> **EXERCISE DETAILS**
Reproduce verbatim the entries from the line containing "heatmap-cell xyxy=(100,405,131,409)" through the line containing "heatmap-cell xyxy=(130,459,161,463)", both of those lines included.

(begin)

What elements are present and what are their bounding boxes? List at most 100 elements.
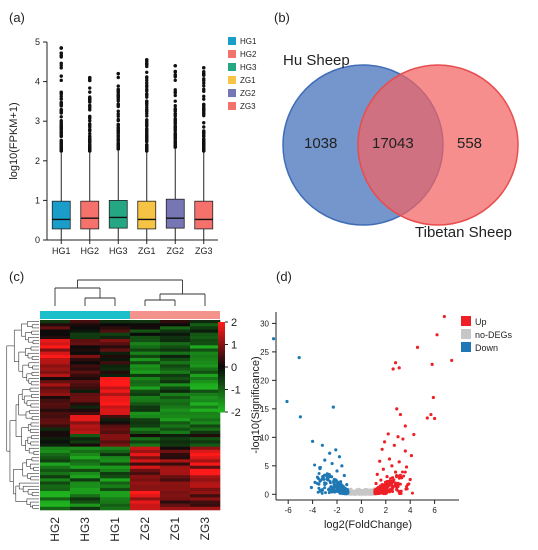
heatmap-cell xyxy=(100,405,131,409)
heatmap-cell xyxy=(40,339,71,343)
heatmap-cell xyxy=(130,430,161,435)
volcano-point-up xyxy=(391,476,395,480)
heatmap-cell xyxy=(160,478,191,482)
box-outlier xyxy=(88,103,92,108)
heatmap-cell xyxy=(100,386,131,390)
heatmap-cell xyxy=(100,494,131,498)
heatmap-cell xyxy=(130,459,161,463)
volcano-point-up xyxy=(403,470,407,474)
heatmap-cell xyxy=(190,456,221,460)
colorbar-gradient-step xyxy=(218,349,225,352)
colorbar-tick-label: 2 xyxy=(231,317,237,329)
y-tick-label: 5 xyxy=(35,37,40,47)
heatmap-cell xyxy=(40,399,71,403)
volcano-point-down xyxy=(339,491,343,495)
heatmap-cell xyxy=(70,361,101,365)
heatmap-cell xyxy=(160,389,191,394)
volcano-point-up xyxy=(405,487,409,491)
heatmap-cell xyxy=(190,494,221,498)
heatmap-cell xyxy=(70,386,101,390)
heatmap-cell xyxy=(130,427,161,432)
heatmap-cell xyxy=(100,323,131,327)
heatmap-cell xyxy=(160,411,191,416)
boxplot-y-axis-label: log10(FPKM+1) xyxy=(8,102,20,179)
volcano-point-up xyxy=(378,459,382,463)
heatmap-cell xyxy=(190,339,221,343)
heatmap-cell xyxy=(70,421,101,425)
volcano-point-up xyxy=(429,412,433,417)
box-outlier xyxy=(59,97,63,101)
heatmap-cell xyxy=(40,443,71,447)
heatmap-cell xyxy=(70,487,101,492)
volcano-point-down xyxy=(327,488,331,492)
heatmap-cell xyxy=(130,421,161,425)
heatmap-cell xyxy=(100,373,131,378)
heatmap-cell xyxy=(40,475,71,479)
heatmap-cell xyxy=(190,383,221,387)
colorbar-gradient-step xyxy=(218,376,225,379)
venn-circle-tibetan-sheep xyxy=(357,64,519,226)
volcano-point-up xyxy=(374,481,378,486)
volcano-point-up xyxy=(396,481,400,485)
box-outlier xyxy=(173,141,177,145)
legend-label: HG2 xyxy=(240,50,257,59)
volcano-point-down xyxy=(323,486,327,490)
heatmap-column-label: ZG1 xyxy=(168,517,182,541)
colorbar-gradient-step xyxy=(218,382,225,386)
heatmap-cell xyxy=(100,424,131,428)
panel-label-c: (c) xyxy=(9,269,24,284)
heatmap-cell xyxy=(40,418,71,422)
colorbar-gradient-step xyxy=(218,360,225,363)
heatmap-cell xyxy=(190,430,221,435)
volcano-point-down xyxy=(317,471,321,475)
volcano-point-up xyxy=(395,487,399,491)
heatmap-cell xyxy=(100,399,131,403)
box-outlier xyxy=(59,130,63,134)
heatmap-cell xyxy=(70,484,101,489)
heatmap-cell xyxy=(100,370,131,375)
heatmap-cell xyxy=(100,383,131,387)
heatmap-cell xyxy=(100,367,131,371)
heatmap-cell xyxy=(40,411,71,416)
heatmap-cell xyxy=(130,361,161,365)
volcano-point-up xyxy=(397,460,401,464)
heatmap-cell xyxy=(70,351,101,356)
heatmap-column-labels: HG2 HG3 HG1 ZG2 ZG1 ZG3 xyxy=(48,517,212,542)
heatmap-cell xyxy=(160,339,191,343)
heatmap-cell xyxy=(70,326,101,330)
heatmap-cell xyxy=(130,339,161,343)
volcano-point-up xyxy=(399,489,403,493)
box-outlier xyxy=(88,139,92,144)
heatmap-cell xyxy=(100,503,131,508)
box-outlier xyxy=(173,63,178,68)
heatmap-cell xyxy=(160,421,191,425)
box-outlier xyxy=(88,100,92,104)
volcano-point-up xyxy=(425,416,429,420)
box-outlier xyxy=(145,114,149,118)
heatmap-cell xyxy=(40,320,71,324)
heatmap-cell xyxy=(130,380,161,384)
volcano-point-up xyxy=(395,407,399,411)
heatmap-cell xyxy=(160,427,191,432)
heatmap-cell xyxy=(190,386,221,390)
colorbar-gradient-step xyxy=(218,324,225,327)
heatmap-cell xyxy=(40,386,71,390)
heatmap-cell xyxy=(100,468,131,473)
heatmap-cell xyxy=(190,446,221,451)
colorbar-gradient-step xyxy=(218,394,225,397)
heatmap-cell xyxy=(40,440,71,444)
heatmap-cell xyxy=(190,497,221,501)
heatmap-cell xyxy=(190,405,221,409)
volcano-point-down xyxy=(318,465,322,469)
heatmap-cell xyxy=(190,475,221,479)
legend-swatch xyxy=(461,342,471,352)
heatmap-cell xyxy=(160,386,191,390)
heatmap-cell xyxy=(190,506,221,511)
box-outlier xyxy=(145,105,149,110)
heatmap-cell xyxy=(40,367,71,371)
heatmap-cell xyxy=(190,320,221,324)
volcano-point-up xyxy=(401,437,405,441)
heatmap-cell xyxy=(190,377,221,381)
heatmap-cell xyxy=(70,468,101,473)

(end)
(begin)

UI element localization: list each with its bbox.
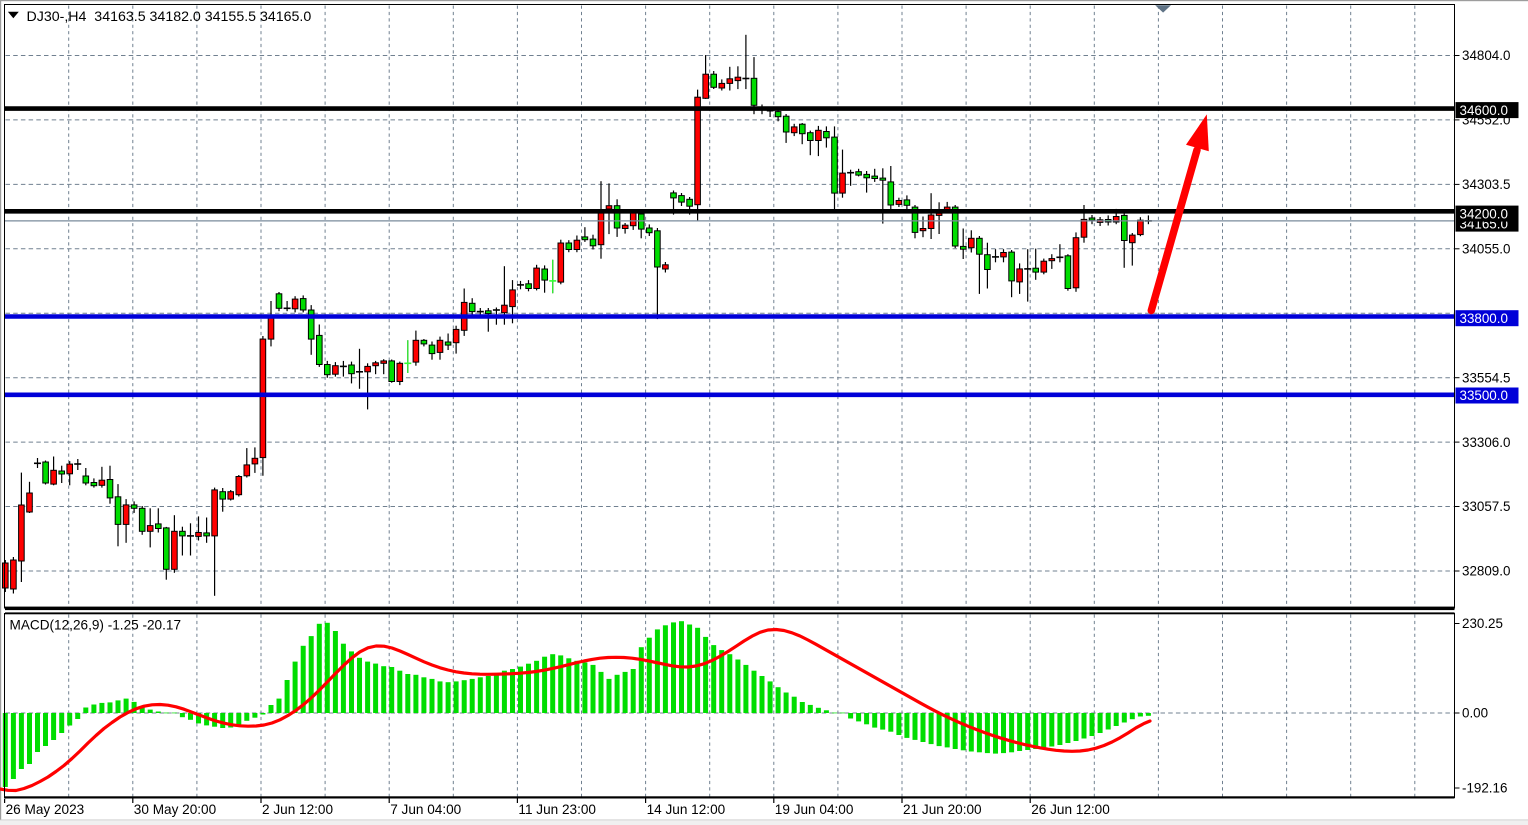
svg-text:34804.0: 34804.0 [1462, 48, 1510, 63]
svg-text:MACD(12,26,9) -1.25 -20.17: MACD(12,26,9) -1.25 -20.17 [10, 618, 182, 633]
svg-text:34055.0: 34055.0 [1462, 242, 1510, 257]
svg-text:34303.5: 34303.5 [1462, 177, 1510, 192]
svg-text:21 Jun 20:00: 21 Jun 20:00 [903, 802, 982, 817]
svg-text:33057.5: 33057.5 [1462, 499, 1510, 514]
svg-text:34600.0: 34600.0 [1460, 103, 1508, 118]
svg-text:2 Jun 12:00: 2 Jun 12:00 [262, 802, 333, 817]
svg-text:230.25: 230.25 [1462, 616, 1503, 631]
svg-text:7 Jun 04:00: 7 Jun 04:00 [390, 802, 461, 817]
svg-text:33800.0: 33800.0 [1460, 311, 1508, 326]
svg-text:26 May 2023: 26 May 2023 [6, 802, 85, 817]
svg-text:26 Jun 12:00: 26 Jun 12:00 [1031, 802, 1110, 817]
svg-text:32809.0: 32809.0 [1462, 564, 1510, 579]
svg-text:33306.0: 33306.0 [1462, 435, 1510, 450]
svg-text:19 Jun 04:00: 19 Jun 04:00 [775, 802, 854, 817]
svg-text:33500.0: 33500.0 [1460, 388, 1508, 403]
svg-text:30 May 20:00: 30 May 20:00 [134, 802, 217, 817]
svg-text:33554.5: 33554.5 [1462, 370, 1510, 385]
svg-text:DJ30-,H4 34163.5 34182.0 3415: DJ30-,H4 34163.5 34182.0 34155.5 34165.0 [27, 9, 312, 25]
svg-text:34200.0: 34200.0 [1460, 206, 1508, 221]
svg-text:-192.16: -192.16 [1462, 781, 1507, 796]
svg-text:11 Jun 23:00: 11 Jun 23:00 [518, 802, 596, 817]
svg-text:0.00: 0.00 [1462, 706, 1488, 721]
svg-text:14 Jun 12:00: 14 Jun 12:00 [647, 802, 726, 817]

(end)
(begin)

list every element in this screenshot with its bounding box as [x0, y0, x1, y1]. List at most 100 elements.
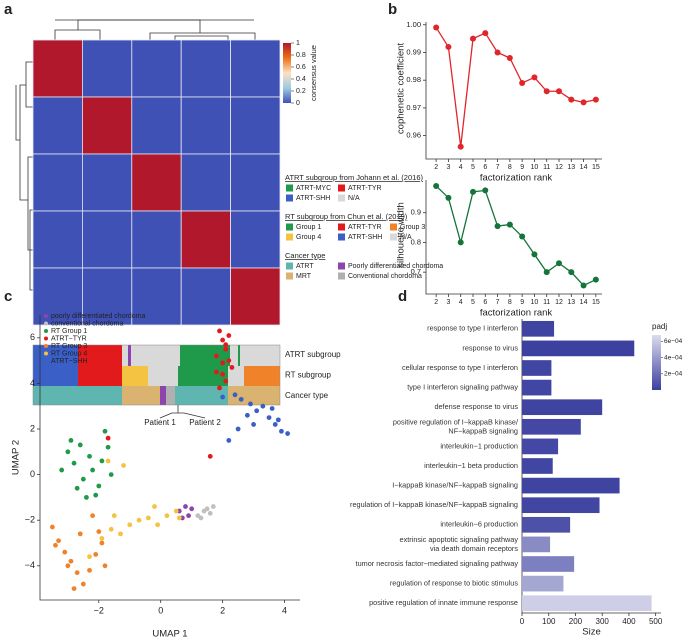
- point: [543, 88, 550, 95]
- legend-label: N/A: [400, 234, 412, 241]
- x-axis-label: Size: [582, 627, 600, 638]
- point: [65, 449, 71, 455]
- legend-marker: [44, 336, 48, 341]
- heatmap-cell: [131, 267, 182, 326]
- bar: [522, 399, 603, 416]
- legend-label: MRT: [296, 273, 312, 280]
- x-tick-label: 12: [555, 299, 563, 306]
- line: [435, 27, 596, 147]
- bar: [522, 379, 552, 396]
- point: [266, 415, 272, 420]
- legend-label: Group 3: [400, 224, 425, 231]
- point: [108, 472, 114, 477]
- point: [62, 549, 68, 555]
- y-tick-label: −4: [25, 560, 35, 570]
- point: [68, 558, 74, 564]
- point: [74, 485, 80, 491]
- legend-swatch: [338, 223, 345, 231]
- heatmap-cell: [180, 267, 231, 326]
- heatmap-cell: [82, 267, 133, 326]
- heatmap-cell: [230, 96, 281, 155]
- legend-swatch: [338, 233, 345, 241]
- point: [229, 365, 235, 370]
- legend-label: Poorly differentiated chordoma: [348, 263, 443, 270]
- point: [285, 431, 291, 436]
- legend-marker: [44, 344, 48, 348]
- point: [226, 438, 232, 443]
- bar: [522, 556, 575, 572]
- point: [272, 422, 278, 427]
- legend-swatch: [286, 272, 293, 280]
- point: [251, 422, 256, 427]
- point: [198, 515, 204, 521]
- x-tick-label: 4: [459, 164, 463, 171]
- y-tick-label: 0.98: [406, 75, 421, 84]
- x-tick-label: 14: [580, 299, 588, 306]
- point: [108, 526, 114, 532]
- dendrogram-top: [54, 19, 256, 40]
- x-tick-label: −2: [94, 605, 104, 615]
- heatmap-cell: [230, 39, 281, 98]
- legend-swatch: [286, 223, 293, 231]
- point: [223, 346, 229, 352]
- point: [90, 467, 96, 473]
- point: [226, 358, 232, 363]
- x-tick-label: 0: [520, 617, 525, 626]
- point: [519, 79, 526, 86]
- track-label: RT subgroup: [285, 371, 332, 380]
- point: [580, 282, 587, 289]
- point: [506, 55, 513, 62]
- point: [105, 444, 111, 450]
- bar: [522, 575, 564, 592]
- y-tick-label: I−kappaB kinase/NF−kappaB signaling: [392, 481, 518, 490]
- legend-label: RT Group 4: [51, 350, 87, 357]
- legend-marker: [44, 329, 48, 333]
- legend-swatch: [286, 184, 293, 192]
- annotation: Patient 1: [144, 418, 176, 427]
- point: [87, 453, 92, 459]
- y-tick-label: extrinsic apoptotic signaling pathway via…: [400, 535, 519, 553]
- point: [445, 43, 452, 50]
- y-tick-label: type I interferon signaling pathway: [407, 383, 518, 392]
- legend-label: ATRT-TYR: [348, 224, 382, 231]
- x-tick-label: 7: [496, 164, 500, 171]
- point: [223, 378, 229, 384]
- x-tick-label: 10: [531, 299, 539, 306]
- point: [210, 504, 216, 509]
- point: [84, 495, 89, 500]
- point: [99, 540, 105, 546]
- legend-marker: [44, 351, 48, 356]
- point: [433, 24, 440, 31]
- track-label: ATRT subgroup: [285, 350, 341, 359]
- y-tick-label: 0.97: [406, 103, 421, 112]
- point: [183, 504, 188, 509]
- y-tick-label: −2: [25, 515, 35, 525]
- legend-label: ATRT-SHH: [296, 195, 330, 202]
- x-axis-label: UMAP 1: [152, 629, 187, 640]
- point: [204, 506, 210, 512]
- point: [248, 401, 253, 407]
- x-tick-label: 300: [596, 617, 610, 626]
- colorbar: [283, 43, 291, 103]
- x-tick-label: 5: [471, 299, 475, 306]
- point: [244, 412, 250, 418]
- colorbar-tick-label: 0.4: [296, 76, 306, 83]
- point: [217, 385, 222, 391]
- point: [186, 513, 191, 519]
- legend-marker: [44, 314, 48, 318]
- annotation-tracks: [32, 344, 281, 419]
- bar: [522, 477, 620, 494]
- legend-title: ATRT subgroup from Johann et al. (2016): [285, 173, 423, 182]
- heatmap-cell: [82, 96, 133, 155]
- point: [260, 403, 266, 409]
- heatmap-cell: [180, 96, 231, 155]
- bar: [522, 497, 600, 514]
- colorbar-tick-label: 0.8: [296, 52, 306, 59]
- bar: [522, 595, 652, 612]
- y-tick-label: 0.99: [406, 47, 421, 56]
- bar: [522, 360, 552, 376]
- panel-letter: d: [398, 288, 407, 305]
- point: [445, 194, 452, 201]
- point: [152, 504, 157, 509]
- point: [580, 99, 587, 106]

(end)

> **EXERCISE OUTPUT**
heatmap-cell xyxy=(100,405,131,409)
heatmap-cell xyxy=(40,339,71,343)
heatmap-cell xyxy=(130,430,161,435)
volcano-point-up xyxy=(391,476,395,480)
heatmap-cell xyxy=(160,478,191,482)
box-outlier xyxy=(88,103,92,108)
heatmap-cell xyxy=(100,386,131,390)
heatmap-cell xyxy=(100,494,131,498)
heatmap-cell xyxy=(130,459,161,463)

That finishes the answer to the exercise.